>> START Dataset excerpts
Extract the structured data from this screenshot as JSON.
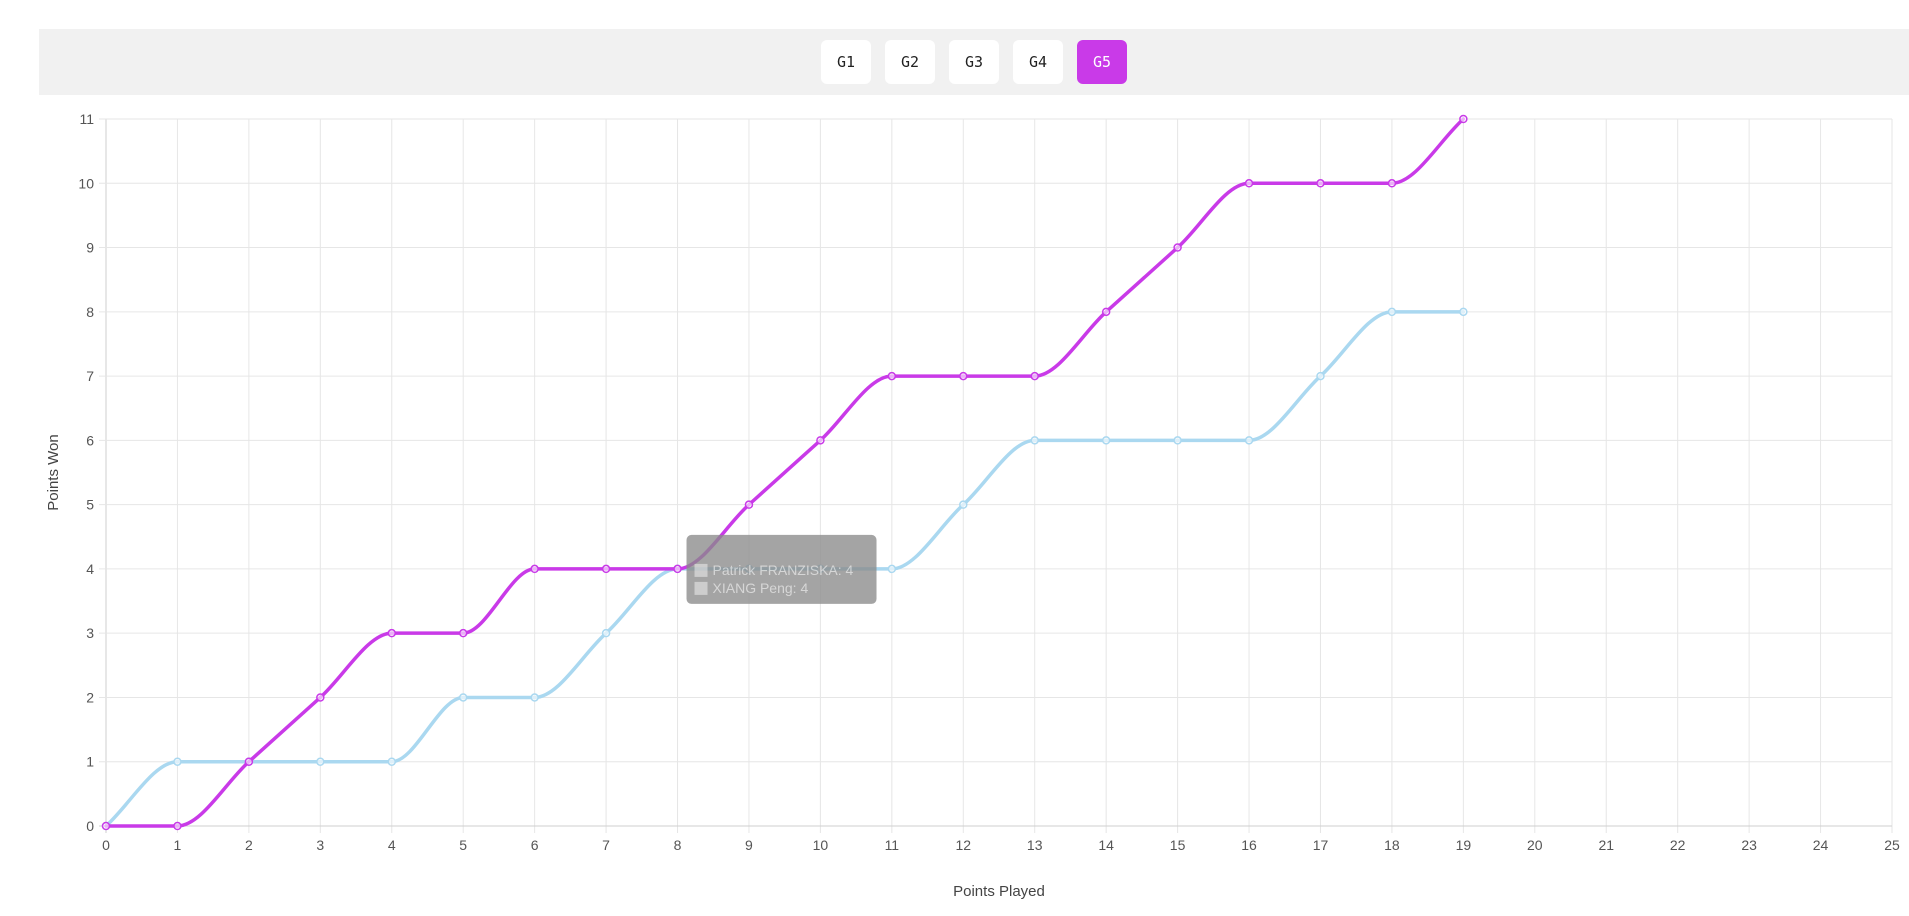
{
  "tabs": [
    {
      "label": "G1",
      "active": false
    },
    {
      "label": "G2",
      "active": false
    },
    {
      "label": "G3",
      "active": false
    },
    {
      "label": "G4",
      "active": false
    },
    {
      "label": "G5",
      "active": true
    }
  ],
  "colors": {
    "accent": "#c93ae8",
    "series_a": "#c93ae8",
    "series_b": "#aad8f0"
  },
  "chart_data": {
    "type": "line",
    "xlabel": "Points Played",
    "ylabel": "Points Won",
    "xlim": [
      0,
      25
    ],
    "ylim": [
      0,
      11
    ],
    "grid": true,
    "x": [
      0,
      1,
      2,
      3,
      4,
      5,
      6,
      7,
      8,
      9,
      10,
      11,
      12,
      13,
      14,
      15,
      16,
      17,
      18,
      19
    ],
    "series": [
      {
        "values": [
          0,
          0,
          1,
          2,
          3,
          3,
          4,
          4,
          4,
          5,
          6,
          7,
          7,
          7,
          8,
          9,
          10,
          10,
          10,
          11
        ],
        "color": "#c93ae8"
      },
      {
        "values": [
          0,
          1,
          1,
          1,
          1,
          2,
          2,
          3,
          4,
          4,
          4,
          4,
          5,
          6,
          6,
          6,
          6,
          7,
          8,
          8
        ],
        "color": "#aad8f0"
      }
    ],
    "tooltip": {
      "lines": [
        "Patrick FRANZISKA: 4",
        "XIANG Peng: 4"
      ]
    }
  }
}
>> END Dataset excerpts
List each line in the listing that contains the string "Points".

* [The completed task]
    "xlabel": "Points Played",
    "ylabel": "Points Won",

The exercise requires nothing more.